- [Written request]:
Print all of the box coordinate listings below character for character, leaving out the pictures.

Box coordinate listings:
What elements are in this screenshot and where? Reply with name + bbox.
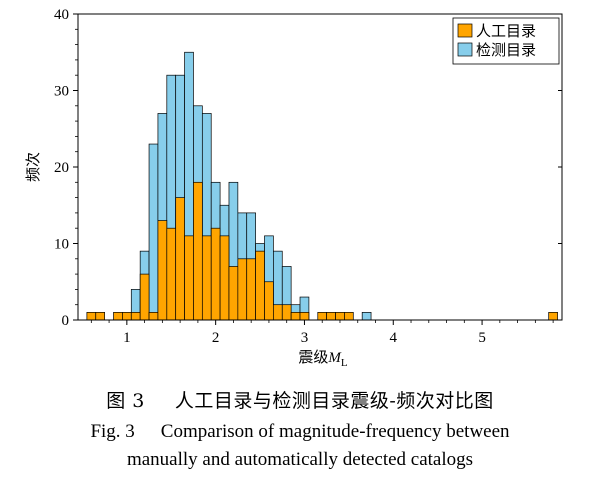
bar-series1-8 <box>166 227 177 321</box>
bar-series1-5 <box>139 273 150 321</box>
bar-series1-0 <box>86 312 97 321</box>
x-tick-label: 4 <box>390 330 398 346</box>
bar-series1-20 <box>273 304 283 321</box>
bar-series1-18 <box>255 250 265 321</box>
bar-series1-19 <box>264 281 274 321</box>
bar-series1-23 <box>299 312 310 321</box>
bar-series1-27 <box>344 312 354 321</box>
legend-swatch <box>457 23 473 38</box>
bar-series1-25 <box>326 312 336 321</box>
figure-captions: 图 3 人工目录与检测目录震级-频次对比图 Fig. 3 Comparison of… <box>0 384 600 474</box>
bars-layer <box>86 51 558 321</box>
x-tick-label: 1 <box>123 330 131 346</box>
legend-entry: 检测目录 <box>476 41 536 59</box>
caption-en-line1: Fig. 3 Comparison of magnitude-frequency … <box>0 418 600 446</box>
bar-series1-2 <box>113 312 123 321</box>
x-tick-label: 5 <box>478 330 486 346</box>
ticks-layer: 0 10 20 30 40 1 2 3 4 5 <box>54 7 562 346</box>
x-tick-label: 3 <box>301 330 309 346</box>
bar-series1-24 <box>317 312 328 321</box>
caption-cn: 图 3 人工目录与检测目录震级-频次对比图 <box>0 384 600 418</box>
x-axis-label-sub: L <box>341 357 348 369</box>
bar-series1-26 <box>335 312 345 321</box>
bar-series0-8 <box>148 143 159 321</box>
bar-series1-15 <box>228 266 239 321</box>
caption-en-label: Fig. 3 <box>90 421 135 442</box>
caption-cn-label: 图 3 <box>106 390 145 412</box>
bar-series1-21 <box>281 304 292 321</box>
x-tick-label: 2 <box>212 330 220 346</box>
bar-series1-11 <box>193 181 203 321</box>
y-tick-label: 30 <box>54 84 69 100</box>
bar-series1-22 <box>290 312 301 321</box>
y-tick-label: 20 <box>54 160 69 176</box>
x-axis-label-text: 震级 <box>298 348 328 366</box>
y-tick-label: 10 <box>54 237 69 253</box>
bar-series1-9 <box>175 197 185 321</box>
bar-series1-16 <box>237 258 248 321</box>
bar-series1-6 <box>148 312 159 321</box>
bar-series0-32 <box>361 312 372 321</box>
bar-series1-3 <box>122 312 132 321</box>
caption-cn-text: 人工目录与检测目录震级-频次对比图 <box>174 390 494 412</box>
figure: 0 10 20 30 40 1 2 3 4 5 频次 震级ML 人工目录 检测目录 <box>24 7 563 369</box>
bar-series1-1 <box>95 312 105 321</box>
bar-series1-17 <box>246 258 256 321</box>
bar-series1-12 <box>201 235 212 321</box>
bar-series1-10 <box>184 235 194 321</box>
caption-en-text: Comparison of magnitude-frequency betwee… <box>160 421 510 442</box>
bar-series1-4 <box>130 312 141 321</box>
y-axis-label: 频次 <box>24 152 42 182</box>
y-tick-label: 0 <box>62 313 70 329</box>
legend-entry: 人工目录 <box>476 22 536 40</box>
bar-series1-13 <box>210 227 221 321</box>
bar-series1-7 <box>157 220 168 321</box>
bar-series1-14 <box>219 235 230 321</box>
bar-series1-28 <box>548 312 558 321</box>
x-axis-label: 震级ML <box>298 348 348 369</box>
x-axis-label-var: M <box>327 350 342 366</box>
caption-en-line2: manually and automatically detected cata… <box>126 449 474 470</box>
series-1 <box>86 181 558 321</box>
legend-swatch <box>457 42 473 57</box>
y-tick-label: 40 <box>54 7 69 23</box>
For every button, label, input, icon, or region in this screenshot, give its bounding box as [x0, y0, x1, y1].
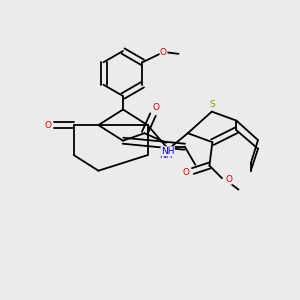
Text: O: O: [152, 103, 160, 112]
Text: NH: NH: [161, 147, 174, 156]
Text: O: O: [160, 47, 167, 56]
Text: O: O: [225, 175, 232, 184]
Text: S: S: [209, 100, 215, 109]
Text: O: O: [183, 168, 190, 177]
Text: NH: NH: [160, 151, 173, 160]
Text: O: O: [44, 121, 51, 130]
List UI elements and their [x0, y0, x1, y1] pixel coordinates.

- [Full output]:
What elements are in this screenshot and where? Reply with name + bbox.
bar-series1-8 <box>166 227 177 321</box>
bar-series1-5 <box>139 273 150 321</box>
bar-series1-0 <box>86 312 97 321</box>
x-tick-label: 4 <box>390 330 398 346</box>
bar-series1-20 <box>273 304 283 321</box>
bar-series1-18 <box>255 250 265 321</box>
bar-series1-19 <box>264 281 274 321</box>
bar-series1-23 <box>299 312 310 321</box>
bar-series1-27 <box>344 312 354 321</box>
legend-swatch <box>457 23 473 38</box>
bar-series1-25 <box>326 312 336 321</box>
figure-captions: 图 3 人工目录与检测目录震级-频次对比图 Fig. 3 Comparison of… <box>0 384 600 474</box>
bars-layer <box>86 51 558 321</box>
x-tick-label: 1 <box>123 330 131 346</box>
legend-entry: 检测目录 <box>476 41 536 59</box>
caption-en-line1: Fig. 3 Comparison of magnitude-frequency … <box>0 418 600 446</box>
bar-series1-2 <box>113 312 123 321</box>
x-tick-label: 5 <box>478 330 486 346</box>
ticks-layer: 0 10 20 30 40 1 2 3 4 5 <box>54 7 562 346</box>
x-tick-label: 3 <box>301 330 309 346</box>
bar-series1-24 <box>317 312 328 321</box>
caption-cn: 图 3 人工目录与检测目录震级-频次对比图 <box>0 384 600 418</box>
x-axis-label-sub: L <box>341 357 348 369</box>
bar-series1-26 <box>335 312 345 321</box>
bar-series0-8 <box>148 143 159 321</box>
bar-series1-15 <box>228 266 239 321</box>
caption-en-label: Fig. 3 <box>90 421 135 442</box>
caption-cn-label: 图 3 <box>106 390 145 412</box>
bar-series1-21 <box>281 304 292 321</box>
x-tick-label: 2 <box>212 330 220 346</box>
bar-series1-11 <box>193 181 203 321</box>
y-tick-label: 30 <box>54 84 69 100</box>
bar-series1-22 <box>290 312 301 321</box>
y-tick-label: 20 <box>54 160 69 176</box>
x-axis-label-text: 震级 <box>298 348 328 366</box>
y-tick-label: 10 <box>54 237 69 253</box>
bar-series1-9 <box>175 197 185 321</box>
bar-series1-16 <box>237 258 248 321</box>
bar-series1-6 <box>148 312 159 321</box>
bar-series0-32 <box>361 312 372 321</box>
bar-series1-3 <box>122 312 132 321</box>
caption-cn-text: 人工目录与检测目录震级-频次对比图 <box>174 390 494 412</box>
figure: 0 10 20 30 40 1 2 3 4 5 频次 震级ML 人工目录 检测目录 <box>24 7 563 369</box>
bar-series1-1 <box>95 312 105 321</box>
bar-series1-17 <box>246 258 256 321</box>
bar-series1-12 <box>201 235 212 321</box>
bar-series1-10 <box>184 235 194 321</box>
caption-en-text: Comparison of magnitude-frequency betwee… <box>160 421 510 442</box>
bar-series1-4 <box>130 312 141 321</box>
y-axis-label: 频次 <box>24 152 42 182</box>
y-tick-label: 0 <box>62 313 70 329</box>
legend-entry: 人工目录 <box>476 22 536 40</box>
bar-series1-13 <box>210 227 221 321</box>
bar-series1-7 <box>157 220 168 321</box>
bar-series1-14 <box>219 235 230 321</box>
bar-series1-28 <box>548 312 558 321</box>
x-axis-label: 震级ML <box>298 348 348 369</box>
x-axis-label-var: M <box>327 350 342 366</box>
caption-en-line2: manually and automatically detected cata… <box>126 449 474 470</box>
series-1 <box>86 181 558 321</box>
legend-swatch <box>457 42 473 57</box>
y-tick-label: 40 <box>54 7 69 23</box>
For every button, label, input, icon, or region in this screenshot, give its bounding box as [x0, y0, x1, y1].
Text: O: O: [152, 103, 160, 112]
Text: NH: NH: [161, 147, 174, 156]
Text: O: O: [160, 47, 167, 56]
Text: O: O: [225, 175, 232, 184]
Text: S: S: [209, 100, 215, 109]
Text: O: O: [183, 168, 190, 177]
Text: NH: NH: [160, 151, 173, 160]
Text: O: O: [44, 121, 51, 130]
List UI elements and their [x0, y0, x1, y1] pixel coordinates.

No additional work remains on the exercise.